== SUPPLIED ENTRIES

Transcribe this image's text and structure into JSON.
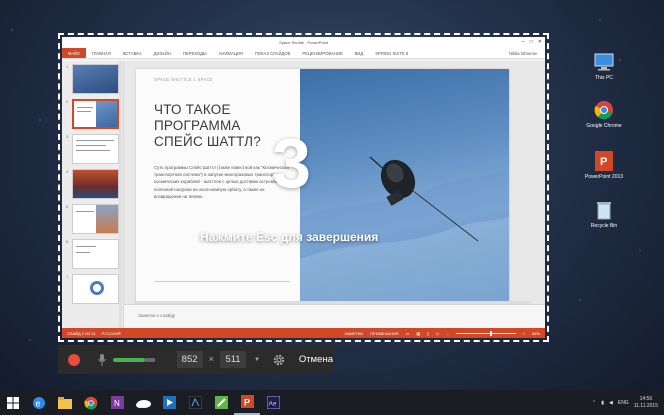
{
  "app": {
    "window_title": "Space Shuttle - PowerPoint",
    "ribbon_tabs": [
      "ФАЙЛ",
      "ГЛАВНАЯ",
      "ВСТАВКА",
      "ДИЗАЙН",
      "ПЕРЕХОДЫ",
      "АНИМАЦИЯ",
      "ПОКАЗ СЛАЙДОВ",
      "РЕЦЕНЗИРОВАНИЕ",
      "ВИД",
      "SPRING SUITE 8"
    ],
    "user_name": "Nikita Simonov",
    "slide_numbers": [
      "1",
      "2",
      "3",
      "4",
      "5",
      "6",
      "7"
    ],
    "slide": {
      "caption": "Space Shuttle 1 Space",
      "title": "ЧТО ТАКОЕ ПРОГРАММА СПЕЙС ШАТТЛ?",
      "body": "Суть программы Спейс Шаттл (также известной как \"Космическая транспортная система\") в запуске многоразовых транспортных космических кораблей - шаттлов с целью доставки астронавтов и полезной нагрузки на околоземную орбиту, а также их возвращения на Землю."
    },
    "notes_label": "Заметки к слайду",
    "status": {
      "slide_info": "СЛАЙД 2 ИЗ 11",
      "lang": "РУССКИЙ",
      "notes_btn": "ЗАМЕТКИ",
      "comments_btn": "ПРИМЕЧАНИЯ",
      "zoom": "66%"
    }
  },
  "overlay": {
    "countdown": "3",
    "hint": "Нажмите Esc для завершения"
  },
  "recorder": {
    "width": "852",
    "times": "×",
    "height": "511",
    "cancel_label": "Отмена"
  },
  "desktop_icons": [
    {
      "label": "This PC",
      "icon": "pc-icon"
    },
    {
      "label": "Google Chrome",
      "icon": "chrome-icon"
    },
    {
      "label": "PowerPoint 2013",
      "icon": "powerpoint-icon"
    },
    {
      "label": "Recycle Bin",
      "icon": "recycle-bin-icon"
    }
  ],
  "taskbar": {
    "lang": "ENG",
    "time": "14:56",
    "date": "11.11.2015"
  },
  "colors": {
    "accent": "#d24726",
    "record": "#e74c3c",
    "mic_level": "#4caf50"
  }
}
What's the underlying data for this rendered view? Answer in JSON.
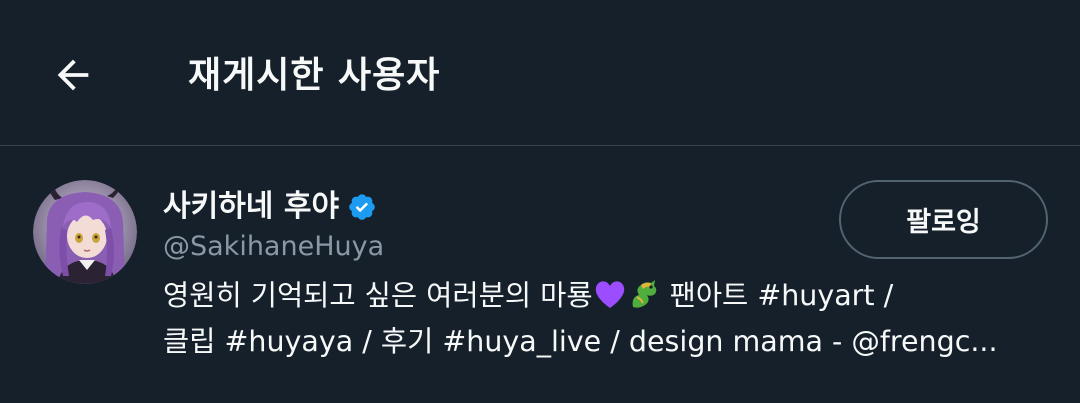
{
  "header": {
    "title": "재게시한 사용자"
  },
  "user": {
    "display_name": "사키하네 후야",
    "handle": "@SakihaneHuya",
    "follow_label": "팔로잉",
    "bio": {
      "line1_a": "영원히 기억되고 싶은 여러분의 마룡",
      "line1_b": " 팬아트 #huyart /",
      "line2": "클립 #huyaya / 후기 #huya_live / design mama - @frengc..."
    }
  },
  "icons": {
    "back": "arrow-left-icon",
    "verified": "verified-badge-icon",
    "heart": "purple-heart-emoji",
    "dragon": "dragon-emoji"
  },
  "colors": {
    "background": "#15202b",
    "text": "#f7f9f9",
    "muted": "#8b98a5",
    "border": "#38444d",
    "verified": "#1d9bf0",
    "heart": "#9b4dff"
  }
}
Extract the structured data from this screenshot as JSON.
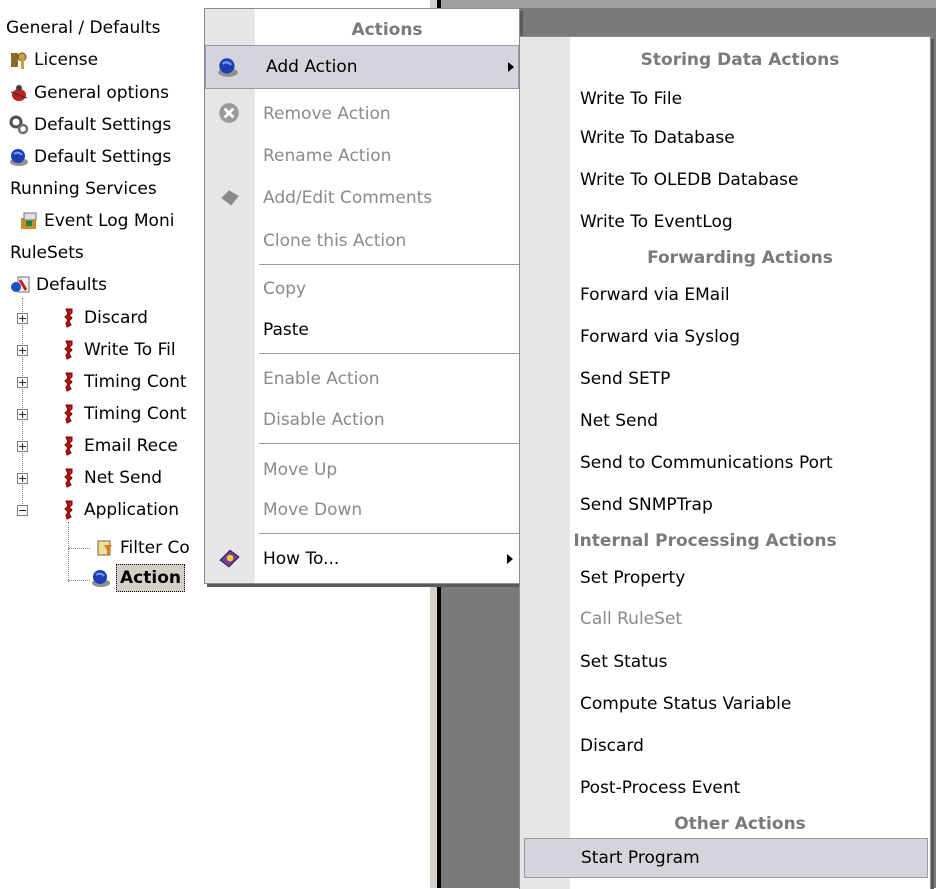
{
  "tree": {
    "items": [
      {
        "label": "General / Defaults",
        "icon": "none"
      },
      {
        "label": "License",
        "icon": "license-key-icon"
      },
      {
        "label": "General options",
        "icon": "bug-icon"
      },
      {
        "label": "Default Settings",
        "icon": "gear-icon"
      },
      {
        "label": "Default Settings",
        "icon": "globe-icon"
      },
      {
        "label": "Running Services",
        "icon": "none"
      },
      {
        "label": "Event Log Moni",
        "icon": "event-log-icon"
      },
      {
        "label": "RuleSets",
        "icon": "none"
      },
      {
        "label": "Defaults",
        "icon": "ruleset-icon"
      },
      {
        "label": "Discard",
        "icon": "rule-icon"
      },
      {
        "label": "Write To Fil",
        "icon": "rule-icon"
      },
      {
        "label": "Timing Cont",
        "icon": "rule-icon"
      },
      {
        "label": "Timing Cont",
        "icon": "rule-icon"
      },
      {
        "label": "Email Rece",
        "icon": "rule-icon"
      },
      {
        "label": "Net Send",
        "icon": "rule-icon"
      },
      {
        "label": "Application",
        "icon": "rule-icon"
      },
      {
        "label": "Filter Co",
        "icon": "filter-icon"
      },
      {
        "label": "Action",
        "icon": "globe-icon"
      }
    ]
  },
  "context_menu": {
    "header": "Actions",
    "items": [
      {
        "label": "Add Action",
        "enabled": true,
        "submenu": true,
        "icon": "globe-icon"
      },
      {
        "label": "Remove Action",
        "enabled": false,
        "icon": "remove-icon"
      },
      {
        "label": "Rename Action",
        "enabled": false
      },
      {
        "label": "Add/Edit Comments",
        "enabled": false,
        "icon": "comment-icon"
      },
      {
        "label": "Clone this Action",
        "enabled": false
      },
      {
        "label": "Copy",
        "enabled": false
      },
      {
        "label": "Paste",
        "enabled": true
      },
      {
        "label": "Enable Action",
        "enabled": false
      },
      {
        "label": "Disable Action",
        "enabled": false
      },
      {
        "label": "Move Up",
        "enabled": false
      },
      {
        "label": "Move Down",
        "enabled": false
      },
      {
        "label": "How To...",
        "enabled": true,
        "submenu": true,
        "icon": "help-book-icon"
      }
    ]
  },
  "submenu": {
    "sections": [
      {
        "header": "Storing Data Actions",
        "items": [
          "Write To File",
          "Write To Database",
          "Write To OLEDB Database",
          "Write To EventLog"
        ]
      },
      {
        "header": "Forwarding Actions",
        "items": [
          "Forward via EMail",
          "Forward via Syslog",
          "Send SETP",
          "Net Send",
          "Send to Communications Port",
          "Send SNMPTrap"
        ]
      },
      {
        "header": "Internal Processing Actions",
        "items": [
          "Set Property",
          "Call RuleSet",
          "Set Status",
          "Compute Status Variable",
          "Discard",
          "Post-Process Event"
        ]
      },
      {
        "header": "Other Actions",
        "items": [
          "Start Program"
        ]
      }
    ],
    "disabled_items": [
      "Call RuleSet"
    ],
    "highlighted_item": "Start Program"
  },
  "colors": {
    "menu_gutter": "#e6e6e6",
    "header_text": "#7a7a7a",
    "highlight": "#d4d4dc",
    "pane_dark": "#7a7a7a"
  }
}
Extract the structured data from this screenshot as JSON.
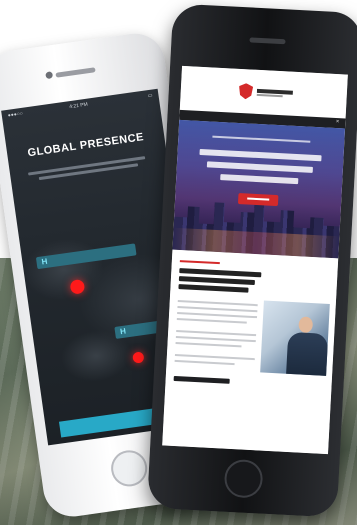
{
  "left_phone": {
    "status_time": "4:21 PM",
    "screen_title": "GLOBAL PRESENCE",
    "locations": [
      {
        "icon": "H"
      },
      {
        "icon": "H"
      }
    ]
  },
  "right_phone": {
    "menu_label": "",
    "close_glyph": "×"
  }
}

====

* [TASK INSTRUCTIONS]: Copy the material above exactly and drop the pictures.

* [COMPLETED EXERCISE]:
Transcribe this image's text and structure into JSON.
{
  "app": {
    "window_title": "Space Shuttle - PowerPoint",
    "ribbon_tabs": [
      "ФАЙЛ",
      "ГЛАВНАЯ",
      "ВСТАВКА",
      "ДИЗАЙН",
      "ПЕРЕХОДЫ",
      "АНИМАЦИЯ",
      "ПОКАЗ СЛАЙДОВ",
      "РЕЦЕНЗИРОВАНИЕ",
      "ВИД",
      "SPRING SUITE 8"
    ],
    "user_name": "Nikita Simonov",
    "slide_numbers": [
      "1",
      "2",
      "3",
      "4",
      "5",
      "6",
      "7"
    ],
    "slide": {
      "caption": "Space Shuttle 1 Space",
      "title": "ЧТО ТАКОЕ ПРОГРАММА СПЕЙС ШАТТЛ?",
      "body": "Суть программы Спейс Шаттл (также известной как \"Космическая транспортная система\") в запуске многоразовых транспортных космических кораблей - шаттлов с целью доставки астронавтов и полезной нагрузки на околоземную орбиту, а также их возвращения на Землю."
    },
    "notes_label": "Заметки к слайду",
    "status": {
      "slide_info": "СЛАЙД 2 ИЗ 11",
      "lang": "РУССКИЙ",
      "notes_btn": "ЗАМЕТКИ",
      "comments_btn": "ПРИМЕЧАНИЯ",
      "zoom": "66%"
    }
  },
  "overlay": {
    "countdown": "3",
    "hint": "Нажмите Esc для завершения"
  },
  "recorder": {
    "width": "852",
    "times": "×",
    "height": "511",
    "cancel_label": "Отмена"
  },
  "desktop_icons": [
    {
      "label": "This PC",
      "icon": "pc-icon"
    },
    {
      "label": "Google Chrome",
      "icon": "chrome-icon"
    },
    {
      "label": "PowerPoint 2013",
      "icon": "powerpoint-icon"
    },
    {
      "label": "Recycle Bin",
      "icon": "recycle-bin-icon"
    }
  ],
  "taskbar": {
    "lang": "ENG",
    "time": "14:56",
    "date": "11.11.2015"
  },
  "colors": {
    "accent": "#d24726",
    "record": "#e74c3c",
    "mic_level": "#4caf50"
  }
}
What's the underlying data for this rendered view? Answer in JSON.
{
  "header": {
    "title": "재게시한 사용자"
  },
  "user": {
    "display_name": "사키하네 후야",
    "handle": "@SakihaneHuya",
    "follow_label": "팔로잉",
    "bio": {
      "line1_a": "영원히 기억되고 싶은 여러분의 마룡",
      "line1_b": " 팬아트 #huyart /",
      "line2": "클립 #huyaya / 후기 #huya_live / design mama - @frengc..."
    }
  },
  "icons": {
    "back": "arrow-left-icon",
    "verified": "verified-badge-icon",
    "heart": "purple-heart-emoji",
    "dragon": "dragon-emoji"
  },
  "colors": {
    "background": "#15202b",
    "text": "#f7f9f9",
    "muted": "#8b98a5",
    "border": "#38444d",
    "verified": "#1d9bf0",
    "heart": "#9b4dff"
  }
}
Extract the structured data from this screenshot as JSON.
{
  "tree": {
    "items": [
      {
        "label": "General / Defaults",
        "icon": "none"
      },
      {
        "label": "License",
        "icon": "license-key-icon"
      },
      {
        "label": "General options",
        "icon": "bug-icon"
      },
      {
        "label": "Default Settings",
        "icon": "gear-icon"
      },
      {
        "label": "Default Settings",
        "icon": "globe-icon"
      },
      {
        "label": "Running Services",
        "icon": "none"
      },
      {
        "label": "Event Log Moni",
        "icon": "event-log-icon"
      },
      {
        "label": "RuleSets",
        "icon": "none"
      },
      {
        "label": "Defaults",
        "icon": "ruleset-icon"
      },
      {
        "label": "Discard",
        "icon": "rule-icon"
      },
      {
        "label": "Write To Fil",
        "icon": "rule-icon"
      },
      {
        "label": "Timing Cont",
        "icon": "rule-icon"
      },
      {
        "label": "Timing Cont",
        "icon": "rule-icon"
      },
      {
        "label": "Email Rece",
        "icon": "rule-icon"
      },
      {
        "label": "Net Send",
        "icon": "rule-icon"
      },
      {
        "label": "Application",
        "icon": "rule-icon"
      },
      {
        "label": "Filter Co",
        "icon": "filter-icon"
      },
      {
        "label": "Action",
        "icon": "globe-icon"
      }
    ]
  },
  "context_menu": {
    "header": "Actions",
    "items": [
      {
        "label": "Add Action",
        "enabled": true,
        "submenu": true,
        "icon": "globe-icon"
      },
      {
        "label": "Remove Action",
        "enabled": false,
        "icon": "remove-icon"
      },
      {
        "label": "Rename Action",
        "enabled": false
      },
      {
        "label": "Add/Edit Comments",
        "enabled": false,
        "icon": "comment-icon"
      },
      {
        "label": "Clone this Action",
        "enabled": false
      },
      {
        "label": "Copy",
        "enabled": false
      },
      {
        "label": "Paste",
        "enabled": true
      },
      {
        "label": "Enable Action",
        "enabled": false
      },
      {
        "label": "Disable Action",
        "enabled": false
      },
      {
        "label": "Move Up",
        "enabled": false
      },
      {
        "label": "Move Down",
        "enabled": false
      },
      {
        "label": "How To...",
        "enabled": true,
        "submenu": true,
        "icon": "help-book-icon"
      }
    ]
  },
  "submenu": {
    "sections": [
      {
        "header": "Storing Data Actions",
        "items": [
          "Write To File",
          "Write To Database",
          "Write To OLEDB Database",
          "Write To EventLog"
        ]
      },
      {
        "header": "Forwarding Actions",
        "items": [
          "Forward via EMail",
          "Forward via Syslog",
          "Send SETP",
          "Net Send",
          "Send to Communications Port",
          "Send SNMPTrap"
        ]
      },
      {
        "header": "Internal Processing Actions",
        "items": [
          "Set Property",
          "Call RuleSet",
          "Set Status",
          "Compute Status Variable",
          "Discard",
          "Post-Process Event"
        ]
      },
      {
        "header": "Other Actions",
        "items": [
          "Start Program"
        ]
      }
    ],
    "disabled_items": [
      "Call RuleSet"
    ],
    "highlighted_item": "Start Program"
  },
  "colors": {
    "menu_gutter": "#e6e6e6",
    "header_text": "#7a7a7a",
    "highlight": "#d4d4dc",
    "pane_dark": "#7a7a7a"
  }
}
Extract the structured data from this screenshot as JSON.
{
  "left_phone": {
    "status_time": "4:21 PM",
    "screen_title": "GLOBAL PRESENCE",
    "locations": [
      {
        "icon": "H"
      },
      {
        "icon": "H"
      }
    ]
  },
  "right_phone": {
    "menu_label": "",
    "close_glyph": "×"
  }
}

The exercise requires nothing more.